> **Task instructions**
Report the count of lines that carry the string "JSON", and add nothing.

Dataset records:
☆ ☆ ☆ ☆ ☆ ☆ ☆

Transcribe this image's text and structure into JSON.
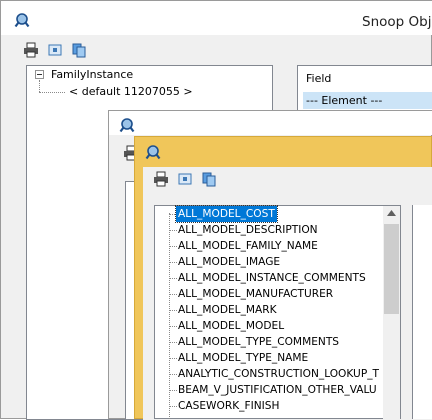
{
  "windows": {
    "back": {
      "title": "Snoop Obj",
      "tree_root": "FamilyInstance",
      "tree_child": "< default  11207055 >",
      "field_header": "Field",
      "field_row": "--- Element ---"
    },
    "front": {
      "properties": [
        "ALL_MODEL_COST",
        "ALL_MODEL_DESCRIPTION",
        "ALL_MODEL_FAMILY_NAME",
        "ALL_MODEL_IMAGE",
        "ALL_MODEL_INSTANCE_COMMENTS",
        "ALL_MODEL_MANUFACTURER",
        "ALL_MODEL_MARK",
        "ALL_MODEL_MODEL",
        "ALL_MODEL_TYPE_COMMENTS",
        "ALL_MODEL_TYPE_NAME",
        "ANALYTIC_CONSTRUCTION_LOOKUP_T",
        "BEAM_V_JUSTIFICATION_OTHER_VALU",
        "CASEWORK_FINISH"
      ],
      "selected_index": 0
    }
  },
  "icons": [
    "snoop-icon",
    "print-icon",
    "snapshot-icon",
    "copy-icon",
    "tree-collapse-icon"
  ],
  "colors": {
    "back_frame": "#f0f0f0",
    "front_frame": "#f0c65a",
    "selection": "#0078d7",
    "field_row_bg": "#cce4f7"
  }
}
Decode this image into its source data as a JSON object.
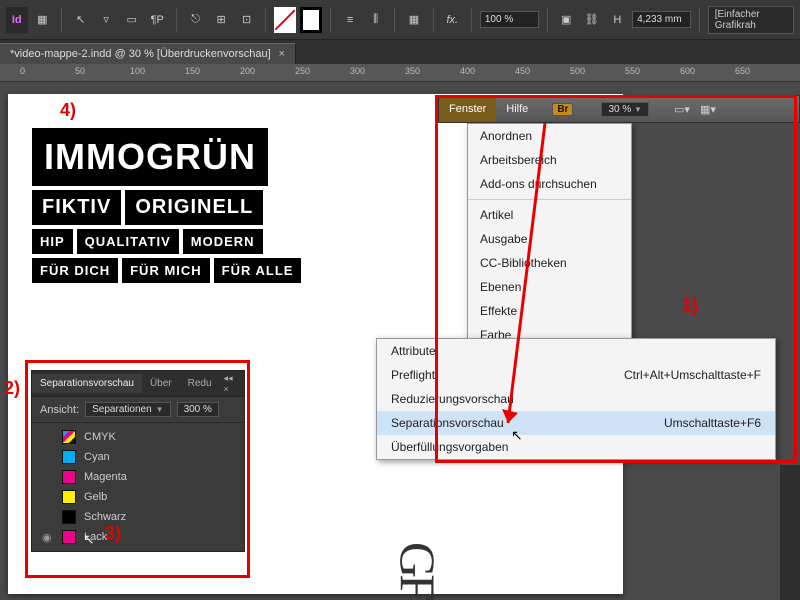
{
  "toolbar": {
    "measurement": "4,233 mm",
    "graphic_frame_label": "[Einfacher Grafikrah",
    "percent": "100 %"
  },
  "doc_tab": {
    "title": "*video-mappe-2.indd @ 30 % [Überdruckenvorschau]"
  },
  "ruler_marks": [
    "0",
    "50",
    "100",
    "150",
    "200",
    "250",
    "300",
    "350",
    "400",
    "450",
    "500",
    "550",
    "600",
    "650"
  ],
  "logo": {
    "main": "IMMOGRÜN",
    "row2": [
      "FIKTIV",
      "ORIGINELL"
    ],
    "row3": [
      "HIP",
      "QUALITATIV",
      "MODERN"
    ],
    "row4": [
      "FÜR DICH",
      "FÜR MICH",
      "FÜR ALLE"
    ]
  },
  "menubar": {
    "fenster": "Fenster",
    "hilfe": "Hilfe",
    "br": "Br",
    "zoom": "30 %"
  },
  "dropdown": {
    "items": [
      "Anordnen",
      "Arbeitsbereich",
      "Add-ons durchsuchen",
      "",
      "Artikel",
      "Ausgabe",
      "CC-Bibliotheken",
      "Ebenen",
      "Effekte",
      "Farbe"
    ]
  },
  "submenu": {
    "rows": [
      {
        "label": "Attribute",
        "shortcut": ""
      },
      {
        "label": "Preflight",
        "shortcut": "Ctrl+Alt+Umschalttaste+F"
      },
      {
        "label": "Reduzierungsvorschau",
        "shortcut": ""
      },
      {
        "label": "Separationsvorschau",
        "shortcut": "Umschalttaste+F6",
        "highlight": true
      },
      {
        "label": "Überfüllungsvorgaben",
        "shortcut": ""
      }
    ]
  },
  "sep_panel": {
    "tab_active": "Separationsvorschau",
    "tab2": "Über",
    "tab3": "Redu",
    "ansicht_label": "Ansicht:",
    "ansicht_value": "Separationen",
    "ansicht_pct": "300 %",
    "rows": [
      {
        "klass": "cmyk",
        "label": "CMYK",
        "eye": false
      },
      {
        "klass": "cyan",
        "label": "Cyan",
        "eye": false
      },
      {
        "klass": "magenta",
        "label": "Magenta",
        "eye": false
      },
      {
        "klass": "gelb",
        "label": "Gelb",
        "eye": false
      },
      {
        "klass": "schwarz",
        "label": "Schwarz",
        "eye": false
      },
      {
        "klass": "lack",
        "label": "Lack",
        "eye": true
      }
    ]
  },
  "annotations": {
    "n1": "1)",
    "n2": "2)",
    "n3": "3)",
    "n4": "4)"
  },
  "misc": {
    "gr": "GF"
  }
}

☆ ☆ ☆ ☆ ☆ ☆ ☆

> **Exercise response**
2